> **Brief**: Retype the lines between the line holding "x-tick-label: 12 0: [299, 514, 319, 525]" and the line holding "osc-bar: [423, 16, 426, 36]", inclusive.

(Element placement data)
——

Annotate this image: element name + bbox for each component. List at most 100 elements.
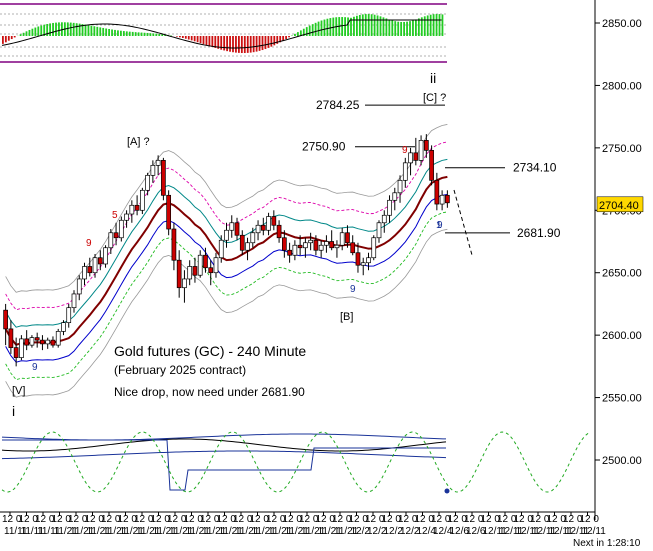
x-tick-label: 12 0: [299, 514, 319, 525]
osc-bar: [193, 36, 196, 42]
x-tick-label: 12 0: [217, 514, 237, 525]
osc-bar: [347, 17, 349, 36]
x-tick-label: 12 0: [448, 514, 468, 525]
osc-bar: [246, 36, 249, 53]
wave-label: [B]: [340, 311, 353, 323]
cycle-line: [1, 450, 447, 460]
osc-bar: [146, 32, 149, 36]
x-tick-label: 12 0: [151, 514, 171, 525]
osc-bar: [441, 14, 444, 36]
x-tick-label: 12 0: [563, 514, 583, 525]
candle-body: [203, 254, 208, 269]
osc-bar: [361, 14, 364, 36]
x-tick-label: 12 0: [283, 514, 303, 525]
level-label: 2734.10: [513, 161, 557, 175]
osc-bar: [111, 29, 113, 36]
x-tick-label: 12 0: [497, 514, 517, 525]
osc-bar: [176, 36, 178, 37]
candle-body: [224, 229, 229, 241]
osc-bar: [208, 36, 211, 47]
x-date-label: 11/21: [318, 526, 343, 537]
candle-body: [402, 162, 408, 181]
wave-label: 9: [437, 220, 443, 231]
x-tick-label: 12 0: [184, 514, 204, 525]
candle-body: [255, 224, 261, 234]
wave-label: 9: [86, 238, 92, 249]
candle-body: [334, 244, 340, 249]
y-axis: 2500.002550.002600.002650.002700.002750.…: [594, 0, 644, 520]
osc-bar: [341, 17, 344, 36]
candle-body: [24, 338, 30, 346]
osc-bar: [423, 16, 426, 36]
x-tick-label: 12 0: [134, 514, 154, 525]
osc-bar: [99, 27, 102, 36]
osc-bar: [155, 33, 158, 36]
osc-bar: [243, 36, 246, 54]
osc-bar: [317, 21, 320, 36]
osc-bar: [196, 36, 199, 43]
x-tick-label: 12 0: [464, 514, 484, 525]
osc-bar: [25, 31, 28, 36]
wave-label: ii: [430, 70, 436, 86]
osc-bar: [19, 34, 22, 36]
candle-body: [387, 199, 392, 216]
osc-bar: [314, 22, 317, 36]
osc-bar: [2, 36, 4, 44]
x-tick-label: 12 0: [167, 514, 187, 525]
osc-bar: [105, 28, 108, 36]
x-date-label: 12/2: [384, 526, 404, 537]
osc-bar: [134, 32, 137, 36]
y-tick-label: 2550.00: [602, 393, 642, 405]
candle-body: [376, 222, 382, 239]
osc-bar: [385, 18, 388, 36]
candle-body: [266, 216, 271, 231]
osc-bar: [297, 32, 299, 36]
last-price-label: 2704.40: [599, 200, 639, 212]
cycle-current-point: [444, 488, 450, 494]
band-lower-inner: [5, 193, 448, 363]
candle-body: [182, 278, 187, 289]
wave-label: 9: [32, 362, 38, 373]
osc-bar: [326, 18, 329, 36]
x-tick-label: 12 0: [481, 514, 501, 525]
osc-bar: [429, 14, 432, 36]
osc-bar: [96, 26, 99, 36]
osc-bar: [140, 32, 143, 36]
wave-label: 1: [436, 220, 442, 231]
candle-body: [82, 266, 87, 280]
wave-label: [C] ?: [423, 92, 446, 104]
candle-body: [287, 249, 292, 256]
osc-bar: [13, 36, 16, 38]
candle-body: [423, 140, 429, 151]
candle-body: [281, 237, 287, 251]
candle-body: [418, 140, 424, 161]
osc-bar: [261, 36, 264, 51]
candle-body: [213, 257, 219, 274]
osc-bar: [55, 22, 57, 36]
candle-body: [439, 194, 445, 205]
osc-bar: [320, 20, 323, 36]
candle-body: [324, 241, 329, 246]
x-date-label: 12/11: [582, 526, 607, 537]
x-tick-label: 12 0: [580, 514, 600, 525]
chart-note: Nice drop, now need under 2681.90: [114, 385, 305, 399]
x-date-label: 12/2: [400, 526, 420, 537]
osc-bar: [435, 14, 438, 37]
osc-bar: [264, 36, 267, 50]
x-date-label: 11/21: [169, 526, 194, 537]
osc-bar: [270, 36, 273, 47]
x-date-label: 11/11: [37, 526, 61, 537]
x-date-label: 11/21: [120, 526, 145, 537]
wave-label: i: [12, 403, 15, 419]
candle-body: [113, 232, 119, 239]
x-tick-label: 12 0: [52, 514, 72, 525]
osc-bar: [232, 36, 234, 53]
osc-bar: [397, 21, 400, 36]
cycle-line: [1, 438, 447, 452]
cycle-line: [2, 439, 446, 491]
osc-bar: [391, 20, 394, 36]
osc-bar: [432, 14, 435, 37]
osc-bar: [373, 14, 376, 36]
osc-bar: [288, 36, 290, 38]
osc-bar: [205, 36, 208, 46]
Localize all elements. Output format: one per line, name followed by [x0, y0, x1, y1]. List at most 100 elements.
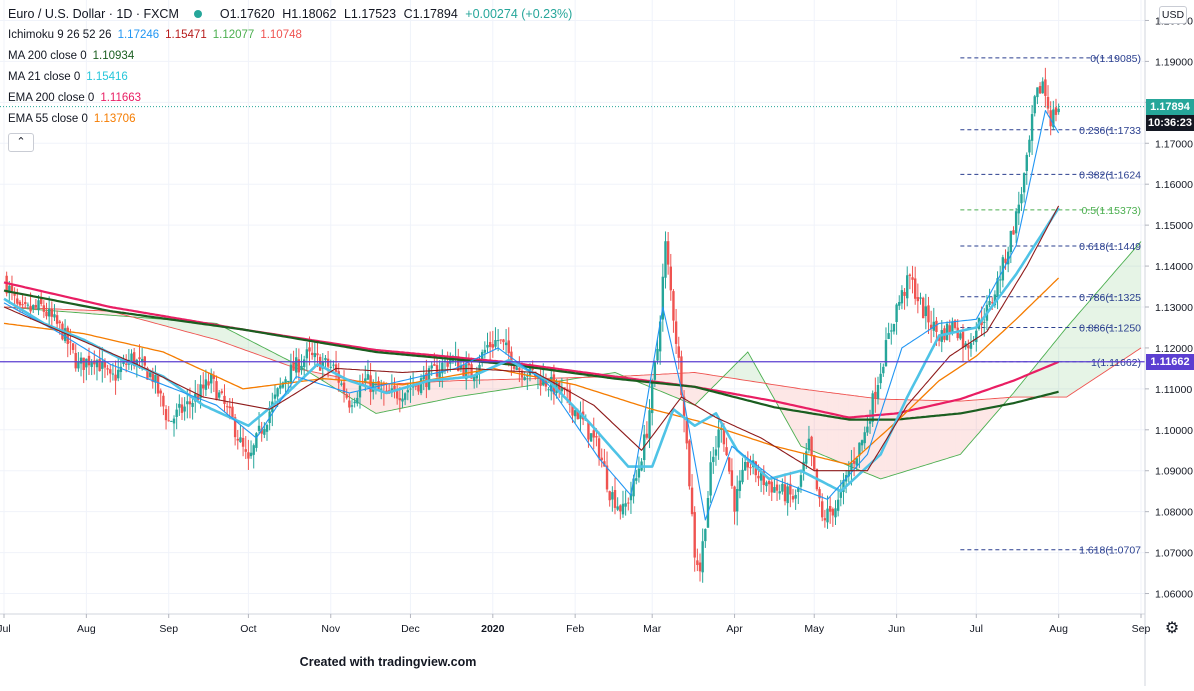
candle-body	[731, 470, 733, 486]
candle-body	[786, 486, 788, 503]
candle-body	[51, 309, 53, 317]
time-tick-label: Jun	[888, 623, 905, 635]
candle-body	[106, 368, 108, 369]
candle-body	[247, 452, 249, 458]
price-tick-label: 1.10000	[1155, 425, 1193, 437]
candle-body	[874, 392, 876, 399]
candle-body	[547, 389, 549, 390]
candle-body	[149, 372, 151, 377]
candle-body	[221, 391, 223, 393]
candle-body	[497, 340, 499, 341]
bar-countdown-tag: 10:36:23	[1146, 115, 1194, 131]
ohlc-values: O1.17620 H1.18062 L1.17523 C1.17894 +0.0…	[220, 7, 576, 21]
collapse-legend-button[interactable]: ⌃	[8, 133, 34, 152]
candle-body	[736, 489, 738, 511]
candle-body	[356, 398, 358, 404]
candle-body	[231, 407, 233, 418]
candle-body	[183, 407, 185, 412]
candle-body	[433, 364, 435, 366]
fib-level-label: 0.236(1.1733	[1079, 125, 1141, 137]
candle-body	[895, 305, 897, 322]
time-tick-label: Apr	[726, 623, 743, 635]
candle-body	[871, 393, 873, 422]
candle-body	[906, 275, 908, 298]
candle-body	[69, 342, 71, 343]
candle-body	[274, 395, 276, 399]
candle-body	[901, 290, 903, 303]
candle-body	[664, 241, 666, 278]
candle-body	[946, 324, 948, 340]
cloud-segment	[822, 392, 827, 457]
candle-body	[237, 439, 239, 441]
candle-body	[768, 481, 770, 484]
time-tick-label: Oct	[240, 623, 256, 635]
candle-body	[1039, 86, 1041, 93]
currency-button[interactable]: USD	[1159, 6, 1187, 24]
candle-body	[109, 369, 111, 373]
candle-body	[694, 512, 696, 557]
cloud-segment	[817, 391, 822, 455]
candle-body	[975, 331, 977, 342]
candle-body	[608, 491, 610, 500]
indicator-label: Ichimoku 9 26 52 26	[8, 29, 112, 41]
candle-body	[380, 389, 382, 390]
candle-body	[162, 396, 164, 407]
symbol-title[interactable]: Euro / U.S. Dollar · 1D · FXCM	[8, 7, 179, 21]
ohlc-close: C1.17894	[404, 7, 458, 21]
cloud-segment	[456, 381, 461, 398]
cloud-segment	[944, 401, 949, 460]
cloud-segment	[503, 379, 508, 389]
gear-icon[interactable]: ⚙	[1163, 620, 1181, 638]
candle-body	[500, 339, 502, 340]
candle-body	[311, 353, 313, 355]
candle-body	[701, 541, 703, 572]
candle-body	[648, 410, 650, 438]
fib-level-label: 1(1.11662)	[1091, 357, 1141, 369]
cloud-segment	[801, 389, 806, 448]
price-tick-label: 1.13000	[1155, 302, 1193, 314]
time-tick-label: Jul	[0, 623, 11, 635]
candle-body	[367, 374, 369, 380]
cloud-segment	[1072, 315, 1077, 393]
cloud-segment	[1056, 334, 1061, 397]
candle-body	[1020, 194, 1022, 203]
candle-body	[667, 241, 669, 264]
candle-body	[215, 381, 217, 400]
candle-body	[622, 504, 624, 515]
candle-body	[59, 322, 61, 324]
candle-body	[473, 377, 475, 381]
price-tick-label: 1.19000	[1155, 56, 1193, 68]
candle-body	[205, 379, 207, 389]
candle-body	[181, 404, 183, 412]
cloud-segment	[1040, 354, 1045, 397]
time-tick-label: 2020	[481, 623, 505, 635]
candle-body	[295, 357, 297, 372]
fib-level-label: 0.5(1.15373)	[1081, 205, 1141, 217]
candle-body	[988, 301, 990, 305]
candle-body	[715, 449, 717, 455]
candle-body	[523, 377, 525, 380]
candle-body	[627, 503, 629, 504]
time-tick-label: Feb	[566, 623, 584, 635]
cloud-segment	[1067, 321, 1072, 397]
attribution-text: Created with tradingview.com	[0, 655, 776, 669]
price-tick-label: 1.14000	[1155, 261, 1193, 273]
candle-body	[290, 365, 292, 384]
candle-body	[29, 306, 31, 312]
candle-body	[776, 485, 778, 491]
candle-body	[917, 297, 919, 301]
candle-body	[1010, 231, 1012, 252]
candle-body	[1031, 114, 1033, 141]
candle-body	[202, 385, 204, 389]
candle-body	[191, 403, 193, 407]
hline-price-tag: 1.11662	[1146, 354, 1194, 370]
fib-level-label: 0.786(1.1325	[1079, 292, 1141, 304]
candle-body	[359, 386, 361, 398]
candle-body	[717, 429, 719, 447]
candle-body	[1012, 230, 1014, 234]
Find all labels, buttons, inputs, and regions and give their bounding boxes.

——

> **Complete answer**:
x-tick-label: 12 0: [299, 514, 319, 525]
osc-bar: [193, 36, 196, 42]
x-tick-label: 12 0: [217, 514, 237, 525]
osc-bar: [347, 17, 349, 36]
x-tick-label: 12 0: [448, 514, 468, 525]
osc-bar: [246, 36, 249, 53]
wave-label: [B]: [340, 311, 353, 323]
cycle-line: [1, 450, 447, 460]
osc-bar: [146, 32, 149, 36]
x-tick-label: 12 0: [151, 514, 171, 525]
osc-bar: [441, 14, 444, 36]
x-tick-label: 12 0: [563, 514, 583, 525]
candle-body: [203, 254, 208, 269]
osc-bar: [361, 14, 364, 36]
x-tick-label: 12 0: [283, 514, 303, 525]
level-label: 2734.10: [513, 161, 557, 175]
osc-bar: [111, 29, 113, 36]
x-tick-label: 12 0: [497, 514, 517, 525]
osc-bar: [176, 36, 178, 37]
candle-body: [224, 229, 229, 241]
osc-bar: [208, 36, 211, 47]
x-date-label: 11/21: [318, 526, 343, 537]
candle-body: [402, 162, 408, 181]
wave-label: 9: [437, 220, 443, 231]
x-tick-label: 12 0: [184, 514, 204, 525]
candle-body: [255, 224, 261, 234]
wave-label: 9: [86, 238, 92, 249]
candle-body: [334, 244, 340, 249]
y-axis: 2500.002550.002600.002650.002700.002750.…: [594, 0, 644, 520]
osc-bar: [341, 17, 344, 36]
candle-body: [24, 338, 30, 346]
osc-bar: [423, 16, 426, 36]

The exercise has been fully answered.